## start Material for this task

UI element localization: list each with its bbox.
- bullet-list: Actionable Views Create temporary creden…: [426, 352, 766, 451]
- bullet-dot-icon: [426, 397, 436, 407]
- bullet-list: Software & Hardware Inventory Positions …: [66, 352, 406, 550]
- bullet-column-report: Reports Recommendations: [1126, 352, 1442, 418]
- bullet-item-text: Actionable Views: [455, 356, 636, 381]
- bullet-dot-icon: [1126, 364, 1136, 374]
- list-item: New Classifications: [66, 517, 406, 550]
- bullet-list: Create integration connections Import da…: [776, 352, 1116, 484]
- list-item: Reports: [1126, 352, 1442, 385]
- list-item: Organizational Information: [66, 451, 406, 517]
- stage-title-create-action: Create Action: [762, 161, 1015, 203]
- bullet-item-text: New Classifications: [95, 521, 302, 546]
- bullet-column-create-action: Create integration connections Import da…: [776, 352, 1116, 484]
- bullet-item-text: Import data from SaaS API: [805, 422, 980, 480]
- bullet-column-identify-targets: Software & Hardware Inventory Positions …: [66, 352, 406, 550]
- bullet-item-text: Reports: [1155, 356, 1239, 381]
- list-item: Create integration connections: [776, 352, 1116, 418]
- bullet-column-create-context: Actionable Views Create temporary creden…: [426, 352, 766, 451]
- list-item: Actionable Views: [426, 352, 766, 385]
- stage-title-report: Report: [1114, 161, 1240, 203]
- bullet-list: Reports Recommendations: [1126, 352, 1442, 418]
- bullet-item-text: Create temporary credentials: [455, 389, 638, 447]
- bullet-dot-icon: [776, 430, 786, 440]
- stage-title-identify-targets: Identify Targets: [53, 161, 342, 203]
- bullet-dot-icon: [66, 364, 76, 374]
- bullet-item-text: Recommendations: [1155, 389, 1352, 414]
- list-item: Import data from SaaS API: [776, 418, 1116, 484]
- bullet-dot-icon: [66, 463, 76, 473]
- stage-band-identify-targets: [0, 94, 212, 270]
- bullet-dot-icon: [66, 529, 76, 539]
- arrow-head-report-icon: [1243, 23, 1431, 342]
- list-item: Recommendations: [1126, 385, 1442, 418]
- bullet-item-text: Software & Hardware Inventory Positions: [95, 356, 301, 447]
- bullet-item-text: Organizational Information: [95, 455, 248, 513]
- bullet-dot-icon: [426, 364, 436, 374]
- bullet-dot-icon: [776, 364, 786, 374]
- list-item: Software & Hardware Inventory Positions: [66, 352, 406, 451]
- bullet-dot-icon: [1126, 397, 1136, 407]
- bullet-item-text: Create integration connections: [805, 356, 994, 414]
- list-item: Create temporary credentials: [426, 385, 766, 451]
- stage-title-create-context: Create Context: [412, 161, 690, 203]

## end Material for this task

* _Written request_: Copy every line of the entries above word for word, with nothing left out or changed.

* _Exercise solution_:
UI element localization: list each with its bbox.
- bullet-list: Actionable Views Create temporary creden…: [426, 352, 766, 451]
- bullet-dot-icon: [426, 397, 436, 407]
- bullet-list: Software & Hardware Inventory Positions …: [66, 352, 406, 550]
- bullet-column-report: Reports Recommendations: [1126, 352, 1442, 418]
- bullet-item-text: Actionable Views: [455, 356, 636, 381]
- bullet-dot-icon: [1126, 364, 1136, 374]
- list-item: New Classifications: [66, 517, 406, 550]
- bullet-list: Create integration connections Import da…: [776, 352, 1116, 484]
- list-item: Reports: [1126, 352, 1442, 385]
- list-item: Organizational Information: [66, 451, 406, 517]
- stage-title-create-action: Create Action: [762, 161, 1015, 203]
- bullet-item-text: New Classifications: [95, 521, 302, 546]
- bullet-column-create-action: Create integration connections Import da…: [776, 352, 1116, 484]
- bullet-item-text: Import data from SaaS API: [805, 422, 980, 480]
- bullet-column-identify-targets: Software & Hardware Inventory Positions …: [66, 352, 406, 550]
- bullet-item-text: Reports: [1155, 356, 1239, 381]
- list-item: Create integration connections: [776, 352, 1116, 418]
- bullet-column-create-context: Actionable Views Create temporary creden…: [426, 352, 766, 451]
- list-item: Actionable Views: [426, 352, 766, 385]
- stage-title-report: Report: [1114, 161, 1240, 203]
- bullet-list: Reports Recommendations: [1126, 352, 1442, 418]
- bullet-item-text: Create temporary credentials: [455, 389, 638, 447]
- bullet-dot-icon: [776, 430, 786, 440]
- stage-title-identify-targets: Identify Targets: [53, 161, 342, 203]
- bullet-dot-icon: [66, 364, 76, 374]
- bullet-item-text: Recommendations: [1155, 389, 1352, 414]
- list-item: Import data from SaaS API: [776, 418, 1116, 484]
- bullet-dot-icon: [66, 463, 76, 473]
- stage-band-identify-targets: [0, 94, 212, 270]
- bullet-dot-icon: [66, 529, 76, 539]
- arrow-head-report-icon: [1243, 23, 1431, 342]
- list-item: Recommendations: [1126, 385, 1442, 418]
- bullet-item-text: Software & Hardware Inventory Positions: [95, 356, 301, 447]
- bullet-item-text: Organizational Information: [95, 455, 248, 513]
- bullet-dot-icon: [426, 364, 436, 374]
- bullet-dot-icon: [776, 364, 786, 374]
- list-item: Software & Hardware Inventory Positions: [66, 352, 406, 451]
- bullet-dot-icon: [1126, 397, 1136, 407]
- bullet-item-text: Create integration connections: [805, 356, 994, 414]
- list-item: Create temporary credentials: [426, 385, 766, 451]
- stage-title-create-context: Create Context: [412, 161, 690, 203]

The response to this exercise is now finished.